--- start GIVEN ENTRIES ---

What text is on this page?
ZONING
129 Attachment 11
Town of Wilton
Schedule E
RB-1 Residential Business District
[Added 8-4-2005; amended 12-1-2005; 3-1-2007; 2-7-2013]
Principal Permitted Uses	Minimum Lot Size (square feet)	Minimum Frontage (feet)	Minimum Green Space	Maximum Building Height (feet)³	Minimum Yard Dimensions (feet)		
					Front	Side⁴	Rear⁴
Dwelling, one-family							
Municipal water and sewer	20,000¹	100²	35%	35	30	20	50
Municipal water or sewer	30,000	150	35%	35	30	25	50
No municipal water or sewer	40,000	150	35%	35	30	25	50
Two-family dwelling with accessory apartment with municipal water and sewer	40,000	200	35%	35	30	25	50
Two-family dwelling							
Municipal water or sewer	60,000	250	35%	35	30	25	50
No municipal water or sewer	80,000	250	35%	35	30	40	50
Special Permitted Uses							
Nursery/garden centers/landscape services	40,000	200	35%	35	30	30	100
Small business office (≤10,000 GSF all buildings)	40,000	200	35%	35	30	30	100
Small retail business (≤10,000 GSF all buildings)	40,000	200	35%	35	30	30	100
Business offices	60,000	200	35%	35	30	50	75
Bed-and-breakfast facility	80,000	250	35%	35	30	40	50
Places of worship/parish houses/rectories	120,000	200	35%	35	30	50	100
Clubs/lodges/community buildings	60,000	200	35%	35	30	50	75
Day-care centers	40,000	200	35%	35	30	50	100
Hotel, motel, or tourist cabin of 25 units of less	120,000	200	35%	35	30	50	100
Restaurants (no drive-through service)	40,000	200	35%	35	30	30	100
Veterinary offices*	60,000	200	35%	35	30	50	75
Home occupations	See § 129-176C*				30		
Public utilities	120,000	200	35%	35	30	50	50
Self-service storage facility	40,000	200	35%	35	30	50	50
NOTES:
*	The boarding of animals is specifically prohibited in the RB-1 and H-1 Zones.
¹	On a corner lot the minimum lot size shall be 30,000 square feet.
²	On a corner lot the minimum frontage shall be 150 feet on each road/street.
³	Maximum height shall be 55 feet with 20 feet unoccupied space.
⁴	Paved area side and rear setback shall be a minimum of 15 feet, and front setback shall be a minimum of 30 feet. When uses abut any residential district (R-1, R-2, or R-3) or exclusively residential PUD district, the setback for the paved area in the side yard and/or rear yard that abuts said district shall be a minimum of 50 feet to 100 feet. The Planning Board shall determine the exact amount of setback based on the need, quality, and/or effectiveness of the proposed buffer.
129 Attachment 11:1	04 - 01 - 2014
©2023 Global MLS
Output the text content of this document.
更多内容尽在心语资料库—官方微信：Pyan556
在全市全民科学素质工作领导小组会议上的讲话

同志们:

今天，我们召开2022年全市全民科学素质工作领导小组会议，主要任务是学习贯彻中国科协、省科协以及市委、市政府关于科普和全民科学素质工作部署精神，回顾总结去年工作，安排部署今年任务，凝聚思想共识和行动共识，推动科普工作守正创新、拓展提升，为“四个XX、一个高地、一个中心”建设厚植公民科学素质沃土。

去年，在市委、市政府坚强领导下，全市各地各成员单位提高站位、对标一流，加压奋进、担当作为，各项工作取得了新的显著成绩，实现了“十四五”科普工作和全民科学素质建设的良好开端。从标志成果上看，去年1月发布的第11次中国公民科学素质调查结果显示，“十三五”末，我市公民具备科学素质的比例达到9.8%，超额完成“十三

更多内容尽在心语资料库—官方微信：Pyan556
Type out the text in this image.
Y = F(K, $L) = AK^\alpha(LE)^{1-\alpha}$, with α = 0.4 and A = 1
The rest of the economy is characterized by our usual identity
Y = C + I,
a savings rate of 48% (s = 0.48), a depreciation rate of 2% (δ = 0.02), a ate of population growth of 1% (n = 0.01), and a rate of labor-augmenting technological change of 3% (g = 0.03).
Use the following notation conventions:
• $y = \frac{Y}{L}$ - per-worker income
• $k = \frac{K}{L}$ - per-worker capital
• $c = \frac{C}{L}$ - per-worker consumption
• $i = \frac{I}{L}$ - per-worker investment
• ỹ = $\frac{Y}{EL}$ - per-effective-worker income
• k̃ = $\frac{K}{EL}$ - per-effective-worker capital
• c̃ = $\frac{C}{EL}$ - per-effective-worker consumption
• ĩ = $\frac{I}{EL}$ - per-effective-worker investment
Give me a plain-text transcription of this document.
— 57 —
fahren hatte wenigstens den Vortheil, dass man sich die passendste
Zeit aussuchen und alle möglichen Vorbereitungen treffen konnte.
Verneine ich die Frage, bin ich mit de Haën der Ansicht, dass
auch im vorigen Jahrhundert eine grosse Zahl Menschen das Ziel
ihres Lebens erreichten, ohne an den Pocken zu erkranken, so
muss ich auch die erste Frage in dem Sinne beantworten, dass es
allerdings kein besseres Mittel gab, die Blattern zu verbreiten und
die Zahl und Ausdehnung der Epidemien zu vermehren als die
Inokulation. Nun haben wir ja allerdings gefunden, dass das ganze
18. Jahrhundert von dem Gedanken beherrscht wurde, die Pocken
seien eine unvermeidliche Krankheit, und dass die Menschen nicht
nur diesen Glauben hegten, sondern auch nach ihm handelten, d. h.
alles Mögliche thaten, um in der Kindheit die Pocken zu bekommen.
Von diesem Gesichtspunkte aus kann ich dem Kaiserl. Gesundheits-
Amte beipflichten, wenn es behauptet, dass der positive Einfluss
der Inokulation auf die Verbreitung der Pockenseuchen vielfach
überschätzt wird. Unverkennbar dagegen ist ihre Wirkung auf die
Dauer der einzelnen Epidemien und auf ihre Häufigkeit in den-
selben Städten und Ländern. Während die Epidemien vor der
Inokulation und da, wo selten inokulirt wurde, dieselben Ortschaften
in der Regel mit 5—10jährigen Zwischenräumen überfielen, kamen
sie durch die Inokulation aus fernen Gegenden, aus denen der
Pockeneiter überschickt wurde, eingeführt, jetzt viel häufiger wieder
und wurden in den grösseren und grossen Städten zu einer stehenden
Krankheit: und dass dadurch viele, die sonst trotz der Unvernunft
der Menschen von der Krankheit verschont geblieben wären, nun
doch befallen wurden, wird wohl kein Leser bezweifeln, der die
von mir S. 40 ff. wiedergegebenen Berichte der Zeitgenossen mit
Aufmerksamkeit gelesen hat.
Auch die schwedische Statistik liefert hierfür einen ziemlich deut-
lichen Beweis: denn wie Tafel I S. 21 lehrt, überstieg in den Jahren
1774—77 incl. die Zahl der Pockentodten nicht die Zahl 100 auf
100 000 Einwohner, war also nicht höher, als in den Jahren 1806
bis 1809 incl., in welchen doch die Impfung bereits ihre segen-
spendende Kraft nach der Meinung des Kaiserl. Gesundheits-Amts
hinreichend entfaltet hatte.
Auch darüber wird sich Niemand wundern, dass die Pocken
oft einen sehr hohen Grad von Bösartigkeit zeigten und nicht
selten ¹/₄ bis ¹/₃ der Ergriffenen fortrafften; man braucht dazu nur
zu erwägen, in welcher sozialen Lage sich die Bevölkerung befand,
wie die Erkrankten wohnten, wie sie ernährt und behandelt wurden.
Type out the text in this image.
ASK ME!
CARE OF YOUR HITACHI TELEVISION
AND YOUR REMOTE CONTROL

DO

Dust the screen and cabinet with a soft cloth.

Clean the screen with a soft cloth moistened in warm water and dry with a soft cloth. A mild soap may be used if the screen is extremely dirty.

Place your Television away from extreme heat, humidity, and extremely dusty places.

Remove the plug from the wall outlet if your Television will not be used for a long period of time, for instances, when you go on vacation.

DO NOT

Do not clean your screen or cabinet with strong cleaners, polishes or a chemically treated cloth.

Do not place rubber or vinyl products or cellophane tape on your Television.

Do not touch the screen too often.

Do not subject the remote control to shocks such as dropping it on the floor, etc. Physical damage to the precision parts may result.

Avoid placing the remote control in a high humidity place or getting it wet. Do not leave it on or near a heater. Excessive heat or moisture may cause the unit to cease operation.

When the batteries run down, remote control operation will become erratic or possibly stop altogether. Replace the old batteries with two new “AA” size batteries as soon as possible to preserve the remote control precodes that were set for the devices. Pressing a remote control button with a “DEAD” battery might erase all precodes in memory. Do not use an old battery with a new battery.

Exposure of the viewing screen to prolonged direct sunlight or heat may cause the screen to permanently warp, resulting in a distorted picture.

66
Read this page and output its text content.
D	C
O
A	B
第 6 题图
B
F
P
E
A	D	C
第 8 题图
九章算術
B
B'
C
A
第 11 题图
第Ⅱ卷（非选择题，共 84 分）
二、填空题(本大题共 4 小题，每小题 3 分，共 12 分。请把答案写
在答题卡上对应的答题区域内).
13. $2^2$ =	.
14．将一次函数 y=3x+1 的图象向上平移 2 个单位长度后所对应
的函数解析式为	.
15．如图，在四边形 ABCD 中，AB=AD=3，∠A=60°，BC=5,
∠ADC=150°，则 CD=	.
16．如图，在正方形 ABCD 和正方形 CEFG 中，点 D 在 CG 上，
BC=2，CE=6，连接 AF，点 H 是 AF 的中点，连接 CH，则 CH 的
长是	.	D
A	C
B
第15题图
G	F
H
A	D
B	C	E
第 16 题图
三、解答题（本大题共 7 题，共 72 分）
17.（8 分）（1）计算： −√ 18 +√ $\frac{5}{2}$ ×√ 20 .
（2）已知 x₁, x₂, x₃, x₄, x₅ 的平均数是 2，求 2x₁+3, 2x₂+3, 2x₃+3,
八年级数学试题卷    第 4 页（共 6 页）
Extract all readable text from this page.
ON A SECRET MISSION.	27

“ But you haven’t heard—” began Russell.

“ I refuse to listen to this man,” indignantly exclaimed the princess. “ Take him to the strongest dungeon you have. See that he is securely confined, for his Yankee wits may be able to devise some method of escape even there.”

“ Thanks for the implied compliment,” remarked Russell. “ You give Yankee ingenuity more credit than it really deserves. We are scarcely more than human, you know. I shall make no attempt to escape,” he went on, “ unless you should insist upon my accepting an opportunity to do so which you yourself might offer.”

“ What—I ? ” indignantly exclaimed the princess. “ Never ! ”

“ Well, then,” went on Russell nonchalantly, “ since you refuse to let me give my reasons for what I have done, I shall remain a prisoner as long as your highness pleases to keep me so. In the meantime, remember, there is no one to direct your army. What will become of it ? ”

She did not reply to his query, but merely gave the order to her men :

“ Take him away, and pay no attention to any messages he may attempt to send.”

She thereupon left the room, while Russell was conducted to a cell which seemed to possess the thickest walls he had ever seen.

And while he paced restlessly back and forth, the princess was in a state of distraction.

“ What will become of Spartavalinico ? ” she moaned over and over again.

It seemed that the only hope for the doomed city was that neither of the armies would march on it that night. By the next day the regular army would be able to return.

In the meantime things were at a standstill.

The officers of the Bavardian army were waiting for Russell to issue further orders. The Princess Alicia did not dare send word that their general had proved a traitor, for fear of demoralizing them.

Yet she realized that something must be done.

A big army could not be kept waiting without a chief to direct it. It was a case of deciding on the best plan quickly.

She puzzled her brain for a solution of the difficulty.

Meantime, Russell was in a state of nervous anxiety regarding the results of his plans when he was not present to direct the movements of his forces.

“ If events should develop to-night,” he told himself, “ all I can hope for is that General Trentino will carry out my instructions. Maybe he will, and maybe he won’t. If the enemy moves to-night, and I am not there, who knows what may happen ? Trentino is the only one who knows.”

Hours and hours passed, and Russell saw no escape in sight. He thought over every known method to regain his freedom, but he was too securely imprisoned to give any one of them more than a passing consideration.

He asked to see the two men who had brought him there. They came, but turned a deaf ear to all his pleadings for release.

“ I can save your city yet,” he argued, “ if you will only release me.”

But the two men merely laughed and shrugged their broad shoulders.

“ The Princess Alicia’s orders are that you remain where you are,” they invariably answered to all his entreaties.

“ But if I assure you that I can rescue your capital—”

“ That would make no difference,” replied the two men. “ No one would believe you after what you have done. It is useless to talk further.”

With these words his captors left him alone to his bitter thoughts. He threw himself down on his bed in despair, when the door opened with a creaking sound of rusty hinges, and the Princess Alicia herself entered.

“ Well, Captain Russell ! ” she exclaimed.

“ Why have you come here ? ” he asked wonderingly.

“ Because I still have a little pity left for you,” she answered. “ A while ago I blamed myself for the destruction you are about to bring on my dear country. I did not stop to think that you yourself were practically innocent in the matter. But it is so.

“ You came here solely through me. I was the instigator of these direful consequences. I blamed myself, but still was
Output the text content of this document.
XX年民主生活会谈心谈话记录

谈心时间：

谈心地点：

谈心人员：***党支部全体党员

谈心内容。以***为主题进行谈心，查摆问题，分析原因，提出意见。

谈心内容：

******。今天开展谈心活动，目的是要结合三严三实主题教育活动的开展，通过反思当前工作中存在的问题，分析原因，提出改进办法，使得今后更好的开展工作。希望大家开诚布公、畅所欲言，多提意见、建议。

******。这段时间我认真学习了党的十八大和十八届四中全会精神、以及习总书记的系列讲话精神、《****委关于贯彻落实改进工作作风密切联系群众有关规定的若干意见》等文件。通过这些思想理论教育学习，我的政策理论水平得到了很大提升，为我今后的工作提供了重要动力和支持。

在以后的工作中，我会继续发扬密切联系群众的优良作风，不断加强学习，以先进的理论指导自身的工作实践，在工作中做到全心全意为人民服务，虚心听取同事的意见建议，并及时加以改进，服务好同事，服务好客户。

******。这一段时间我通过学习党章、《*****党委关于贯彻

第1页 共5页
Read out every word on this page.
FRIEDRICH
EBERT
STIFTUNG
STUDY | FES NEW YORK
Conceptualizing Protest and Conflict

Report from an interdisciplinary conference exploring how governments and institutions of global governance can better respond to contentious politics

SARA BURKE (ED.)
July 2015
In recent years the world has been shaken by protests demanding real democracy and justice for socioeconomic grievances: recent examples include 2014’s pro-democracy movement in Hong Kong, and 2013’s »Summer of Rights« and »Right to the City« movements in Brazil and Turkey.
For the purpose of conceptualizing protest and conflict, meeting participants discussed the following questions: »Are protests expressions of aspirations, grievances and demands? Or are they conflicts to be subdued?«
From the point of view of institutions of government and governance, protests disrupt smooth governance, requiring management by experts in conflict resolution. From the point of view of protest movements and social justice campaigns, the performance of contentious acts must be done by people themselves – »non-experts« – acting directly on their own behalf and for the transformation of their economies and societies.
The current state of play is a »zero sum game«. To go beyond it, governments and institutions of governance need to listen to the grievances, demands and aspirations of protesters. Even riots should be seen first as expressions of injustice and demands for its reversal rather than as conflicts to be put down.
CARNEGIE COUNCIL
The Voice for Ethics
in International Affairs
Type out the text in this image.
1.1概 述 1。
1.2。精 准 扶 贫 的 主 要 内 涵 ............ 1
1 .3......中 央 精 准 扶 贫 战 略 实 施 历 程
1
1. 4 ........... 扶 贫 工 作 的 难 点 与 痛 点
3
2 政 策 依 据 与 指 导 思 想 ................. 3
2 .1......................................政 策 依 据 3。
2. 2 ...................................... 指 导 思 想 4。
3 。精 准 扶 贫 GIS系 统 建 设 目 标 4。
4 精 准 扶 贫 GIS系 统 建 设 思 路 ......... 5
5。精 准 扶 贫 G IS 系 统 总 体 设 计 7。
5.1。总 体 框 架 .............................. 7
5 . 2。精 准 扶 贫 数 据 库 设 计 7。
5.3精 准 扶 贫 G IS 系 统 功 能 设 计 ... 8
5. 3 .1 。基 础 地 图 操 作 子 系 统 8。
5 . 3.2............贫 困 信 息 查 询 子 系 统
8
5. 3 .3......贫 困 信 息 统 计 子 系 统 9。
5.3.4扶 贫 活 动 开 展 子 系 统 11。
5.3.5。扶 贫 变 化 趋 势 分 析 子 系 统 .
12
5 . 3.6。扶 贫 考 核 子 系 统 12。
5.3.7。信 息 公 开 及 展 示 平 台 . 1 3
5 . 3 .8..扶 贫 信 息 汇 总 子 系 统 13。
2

--- end GIVEN ENTRIES ---

**WHAT IS BEING ASKED:** Your answer should be one number: how many lines in the material above contain the string "shall".

**ANSWER TO THIS EXERCISE:** 6